Task directions
Report every line from the material that contains the word "части".

Stored data
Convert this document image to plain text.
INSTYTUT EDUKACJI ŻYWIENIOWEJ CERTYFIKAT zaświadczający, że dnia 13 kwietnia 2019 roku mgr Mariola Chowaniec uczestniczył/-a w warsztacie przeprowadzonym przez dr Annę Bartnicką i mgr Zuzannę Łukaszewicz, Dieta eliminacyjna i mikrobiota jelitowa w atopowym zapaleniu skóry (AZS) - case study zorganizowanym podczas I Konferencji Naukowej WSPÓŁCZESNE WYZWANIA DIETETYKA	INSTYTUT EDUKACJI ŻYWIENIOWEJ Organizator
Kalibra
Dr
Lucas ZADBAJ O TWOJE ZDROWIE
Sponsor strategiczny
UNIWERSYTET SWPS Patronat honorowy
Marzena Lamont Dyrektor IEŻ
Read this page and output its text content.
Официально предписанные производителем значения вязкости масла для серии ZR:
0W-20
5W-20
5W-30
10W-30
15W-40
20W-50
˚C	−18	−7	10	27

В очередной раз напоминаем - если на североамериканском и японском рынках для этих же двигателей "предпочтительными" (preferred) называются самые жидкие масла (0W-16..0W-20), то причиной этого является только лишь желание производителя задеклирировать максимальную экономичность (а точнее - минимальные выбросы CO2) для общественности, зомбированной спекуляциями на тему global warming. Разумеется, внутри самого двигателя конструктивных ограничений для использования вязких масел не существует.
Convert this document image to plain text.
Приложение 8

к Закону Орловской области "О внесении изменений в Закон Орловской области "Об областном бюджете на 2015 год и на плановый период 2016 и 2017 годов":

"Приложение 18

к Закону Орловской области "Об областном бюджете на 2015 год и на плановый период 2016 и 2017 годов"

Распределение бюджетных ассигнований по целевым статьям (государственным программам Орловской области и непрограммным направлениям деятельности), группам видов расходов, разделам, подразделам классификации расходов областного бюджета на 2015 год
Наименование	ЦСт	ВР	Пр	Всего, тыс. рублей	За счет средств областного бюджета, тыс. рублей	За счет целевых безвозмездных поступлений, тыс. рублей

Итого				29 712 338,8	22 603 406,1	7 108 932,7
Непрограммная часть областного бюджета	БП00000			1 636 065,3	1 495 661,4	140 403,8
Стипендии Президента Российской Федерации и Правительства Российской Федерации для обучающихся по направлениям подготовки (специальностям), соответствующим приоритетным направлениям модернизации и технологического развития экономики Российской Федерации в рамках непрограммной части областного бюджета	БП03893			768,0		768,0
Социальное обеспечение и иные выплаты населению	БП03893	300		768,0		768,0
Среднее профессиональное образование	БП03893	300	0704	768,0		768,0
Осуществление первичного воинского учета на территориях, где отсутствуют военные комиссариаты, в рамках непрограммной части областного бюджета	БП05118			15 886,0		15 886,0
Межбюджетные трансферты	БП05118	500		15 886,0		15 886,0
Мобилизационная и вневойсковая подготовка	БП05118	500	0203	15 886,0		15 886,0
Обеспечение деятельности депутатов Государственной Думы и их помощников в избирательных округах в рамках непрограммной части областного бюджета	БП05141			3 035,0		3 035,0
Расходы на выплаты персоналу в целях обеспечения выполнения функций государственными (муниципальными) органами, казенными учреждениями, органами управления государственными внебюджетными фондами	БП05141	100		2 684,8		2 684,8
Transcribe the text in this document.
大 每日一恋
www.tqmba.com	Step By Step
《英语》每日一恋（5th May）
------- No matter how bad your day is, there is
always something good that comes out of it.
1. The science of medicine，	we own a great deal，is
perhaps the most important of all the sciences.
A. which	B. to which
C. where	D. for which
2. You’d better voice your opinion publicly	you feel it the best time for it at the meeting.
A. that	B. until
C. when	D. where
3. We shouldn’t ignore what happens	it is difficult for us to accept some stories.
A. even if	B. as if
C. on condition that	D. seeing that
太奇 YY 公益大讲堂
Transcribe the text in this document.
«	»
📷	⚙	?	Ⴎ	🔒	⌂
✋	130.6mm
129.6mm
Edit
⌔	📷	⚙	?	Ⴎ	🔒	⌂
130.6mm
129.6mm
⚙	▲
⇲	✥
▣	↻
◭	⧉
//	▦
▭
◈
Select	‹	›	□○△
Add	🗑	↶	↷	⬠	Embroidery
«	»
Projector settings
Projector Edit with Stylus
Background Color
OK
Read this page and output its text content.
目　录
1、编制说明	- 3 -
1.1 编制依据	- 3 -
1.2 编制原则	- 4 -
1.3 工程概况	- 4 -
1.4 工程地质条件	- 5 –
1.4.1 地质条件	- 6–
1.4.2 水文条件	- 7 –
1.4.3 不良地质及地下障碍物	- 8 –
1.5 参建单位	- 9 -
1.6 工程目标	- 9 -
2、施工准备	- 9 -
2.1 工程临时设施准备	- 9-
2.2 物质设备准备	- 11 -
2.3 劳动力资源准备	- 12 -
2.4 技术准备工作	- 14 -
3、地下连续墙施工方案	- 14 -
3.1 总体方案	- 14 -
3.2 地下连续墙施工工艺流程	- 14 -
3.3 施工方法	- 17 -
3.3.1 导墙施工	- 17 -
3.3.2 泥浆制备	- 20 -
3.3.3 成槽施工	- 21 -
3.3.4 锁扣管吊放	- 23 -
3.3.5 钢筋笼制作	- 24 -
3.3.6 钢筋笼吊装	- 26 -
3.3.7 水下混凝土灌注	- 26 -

Task result
Стипендии Президента Российской Федерации и Правительства Российской Федерации для обучающихся по направлениям подготовки (специальностям), соответствующим приоритетным направлениям модернизации и технологического развития экономики Российской Федерации в рамках непрограммной части областного бюджета	БП03893			768,0		768,0
Осуществление первичного воинского учета на территориях, где отсутствуют военные комиссариаты, в рамках непрограммной части областного бюджета	БП05118			15 886,0		15 886,0
Обеспечение деятельности депутатов Государственной Думы и их помощников в избирательных округах в рамках непрограммной части областного бюджета	БП05141			3 035,0		3 035,0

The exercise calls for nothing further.